▸ **OBJECTIVES**
(1) In the algebra forum thread, how many homomorphisms of Z onto Z does the reply say there are?
(2) Retype the algebra forum thread from "How would you" to "a right assumption?" word for word.

# Algebra Final

• May 15th 2008, 07:59 PM
matt90
Algebra Final
I need some help with these review problems I have for an upcoming final.

How many homomorphisms are there of Z onto Z?
How many homomorphisms are there of Z into Z?
How many homomorphisms are there of Z into Z_2?

How would you go about approaching this type of problem?

Are the following groups isomorphic?
Z_2 X Z_12 and Z_4 X Z_6

I think these are because the lcm(2,12)=lcm(4,6). Would this be a right assumption?

Z_8 X Z_10 X Z_24 and Z_4 X Z_10 X Z_40
I think these are because the lcm(8,10,24)=lcm(4,12,40)
• May 15th 2008, 09:15 PM
Jhevon
Quote:

Originally Posted by matt90
I need some help with these review problems I have for an upcoming final.

How many homomorphisms are there of Z onto Z?

There are only 2.

define $\displaystyle \theta_1(x) = x$ for $\displaystyle x \in \mathbb{Z}$
and $\displaystyle \theta_2 (x) = -x$ for $\displaystyle x \in \mathbb{Z}$

check that these are homomorphisms

also, they will be the only ones. since any homomorphism has to be of the form $\displaystyle \theta (x) = nx$ for some integer n. this only works with n = +/- 1, otherwise the map would not be onto.

Quote:

How many homomorphisms are there of Z into Z?
from directly above, we can choose n to be any integer here, so there are an infinite amount.

▸ **GIVEN ENTRIES**
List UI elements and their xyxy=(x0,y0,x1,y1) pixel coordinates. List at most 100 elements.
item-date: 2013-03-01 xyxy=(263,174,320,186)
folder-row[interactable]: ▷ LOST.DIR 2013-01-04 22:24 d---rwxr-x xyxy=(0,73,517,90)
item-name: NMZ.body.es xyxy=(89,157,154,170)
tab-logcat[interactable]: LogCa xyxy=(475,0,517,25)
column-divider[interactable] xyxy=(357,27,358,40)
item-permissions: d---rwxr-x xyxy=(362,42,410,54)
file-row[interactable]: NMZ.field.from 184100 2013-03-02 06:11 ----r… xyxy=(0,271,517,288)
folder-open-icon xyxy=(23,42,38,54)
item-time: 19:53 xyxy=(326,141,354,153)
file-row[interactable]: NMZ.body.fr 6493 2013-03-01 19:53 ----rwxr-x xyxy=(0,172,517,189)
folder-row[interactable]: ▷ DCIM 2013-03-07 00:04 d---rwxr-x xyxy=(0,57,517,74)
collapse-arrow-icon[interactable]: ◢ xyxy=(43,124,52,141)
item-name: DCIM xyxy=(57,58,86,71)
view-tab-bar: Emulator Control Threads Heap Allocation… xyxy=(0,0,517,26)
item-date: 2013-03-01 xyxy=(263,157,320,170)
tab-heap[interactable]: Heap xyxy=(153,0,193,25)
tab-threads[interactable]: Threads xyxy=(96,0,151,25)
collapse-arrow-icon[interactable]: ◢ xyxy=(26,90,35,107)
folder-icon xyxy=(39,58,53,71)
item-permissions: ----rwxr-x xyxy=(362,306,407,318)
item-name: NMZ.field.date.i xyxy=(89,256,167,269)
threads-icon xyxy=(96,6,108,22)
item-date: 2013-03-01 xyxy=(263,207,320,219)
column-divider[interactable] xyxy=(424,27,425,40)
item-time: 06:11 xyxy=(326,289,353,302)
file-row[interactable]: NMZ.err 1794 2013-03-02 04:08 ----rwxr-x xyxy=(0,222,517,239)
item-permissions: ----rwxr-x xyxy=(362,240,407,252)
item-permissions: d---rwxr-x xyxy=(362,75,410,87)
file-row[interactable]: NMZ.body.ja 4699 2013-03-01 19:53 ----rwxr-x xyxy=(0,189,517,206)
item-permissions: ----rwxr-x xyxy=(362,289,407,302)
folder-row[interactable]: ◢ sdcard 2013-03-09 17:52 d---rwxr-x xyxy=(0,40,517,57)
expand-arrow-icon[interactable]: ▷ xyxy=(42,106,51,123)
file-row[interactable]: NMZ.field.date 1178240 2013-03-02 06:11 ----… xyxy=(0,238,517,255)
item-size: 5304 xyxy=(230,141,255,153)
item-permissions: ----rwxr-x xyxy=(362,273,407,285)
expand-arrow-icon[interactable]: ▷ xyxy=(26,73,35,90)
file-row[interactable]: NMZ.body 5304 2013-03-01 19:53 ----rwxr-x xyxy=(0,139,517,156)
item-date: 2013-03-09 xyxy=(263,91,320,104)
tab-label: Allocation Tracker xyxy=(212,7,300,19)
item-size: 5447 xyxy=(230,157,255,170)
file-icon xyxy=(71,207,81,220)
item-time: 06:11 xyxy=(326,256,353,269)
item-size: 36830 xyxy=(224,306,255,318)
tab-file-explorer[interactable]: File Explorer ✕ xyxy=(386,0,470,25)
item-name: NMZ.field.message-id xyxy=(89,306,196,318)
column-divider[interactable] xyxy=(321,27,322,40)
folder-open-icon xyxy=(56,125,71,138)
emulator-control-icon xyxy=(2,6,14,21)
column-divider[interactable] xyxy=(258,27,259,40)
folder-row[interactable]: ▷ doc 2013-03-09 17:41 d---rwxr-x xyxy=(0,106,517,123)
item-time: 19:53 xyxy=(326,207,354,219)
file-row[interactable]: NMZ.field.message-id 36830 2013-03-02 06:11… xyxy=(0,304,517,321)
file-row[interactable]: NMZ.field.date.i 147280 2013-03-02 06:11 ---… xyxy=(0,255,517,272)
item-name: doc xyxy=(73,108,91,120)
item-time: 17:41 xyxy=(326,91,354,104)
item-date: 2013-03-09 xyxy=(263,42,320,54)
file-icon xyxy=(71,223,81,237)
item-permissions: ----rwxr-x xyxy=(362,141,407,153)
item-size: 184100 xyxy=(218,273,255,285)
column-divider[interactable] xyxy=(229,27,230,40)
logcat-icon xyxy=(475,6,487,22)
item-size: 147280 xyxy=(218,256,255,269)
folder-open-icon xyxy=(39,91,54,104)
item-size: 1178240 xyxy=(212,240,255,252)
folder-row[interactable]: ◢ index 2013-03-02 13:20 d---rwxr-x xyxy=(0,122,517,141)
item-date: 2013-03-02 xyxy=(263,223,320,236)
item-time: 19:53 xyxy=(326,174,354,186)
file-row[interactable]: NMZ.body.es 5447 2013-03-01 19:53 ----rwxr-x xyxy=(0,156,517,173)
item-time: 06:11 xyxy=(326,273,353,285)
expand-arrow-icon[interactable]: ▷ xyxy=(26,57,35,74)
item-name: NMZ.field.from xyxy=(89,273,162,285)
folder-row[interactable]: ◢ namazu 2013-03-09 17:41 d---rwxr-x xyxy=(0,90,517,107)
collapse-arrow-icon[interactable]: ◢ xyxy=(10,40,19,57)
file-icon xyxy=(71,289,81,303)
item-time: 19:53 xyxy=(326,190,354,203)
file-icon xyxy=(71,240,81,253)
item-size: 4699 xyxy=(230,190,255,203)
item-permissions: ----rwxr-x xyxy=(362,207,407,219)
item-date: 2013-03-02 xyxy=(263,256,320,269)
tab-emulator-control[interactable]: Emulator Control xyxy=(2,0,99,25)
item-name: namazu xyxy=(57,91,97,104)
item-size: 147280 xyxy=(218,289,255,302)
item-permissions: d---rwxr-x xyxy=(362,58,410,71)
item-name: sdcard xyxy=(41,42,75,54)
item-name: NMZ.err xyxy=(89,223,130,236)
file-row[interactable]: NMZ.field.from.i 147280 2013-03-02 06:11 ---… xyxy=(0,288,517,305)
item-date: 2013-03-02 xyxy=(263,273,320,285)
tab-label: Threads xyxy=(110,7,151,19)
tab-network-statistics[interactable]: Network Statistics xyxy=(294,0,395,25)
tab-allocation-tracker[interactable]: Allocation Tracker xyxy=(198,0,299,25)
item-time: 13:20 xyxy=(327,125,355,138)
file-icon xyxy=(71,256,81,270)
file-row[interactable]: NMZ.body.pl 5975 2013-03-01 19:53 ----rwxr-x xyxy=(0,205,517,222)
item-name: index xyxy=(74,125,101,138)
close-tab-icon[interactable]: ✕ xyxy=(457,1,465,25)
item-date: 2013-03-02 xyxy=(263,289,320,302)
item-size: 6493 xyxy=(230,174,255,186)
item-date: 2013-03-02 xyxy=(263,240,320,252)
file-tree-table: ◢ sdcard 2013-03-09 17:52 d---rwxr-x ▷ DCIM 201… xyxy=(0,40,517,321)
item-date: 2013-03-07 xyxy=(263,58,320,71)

▸ **TASK-BY-TASK RESULTS**
(1) Two

(2)
How would you go about approaching this type of problem?

Are the following groups isomorphic?
Z_2 X Z_12 and Z_4 X Z_6

I think these are because the lcm(2,12)=lcm(4,6). Would this be a right assumption?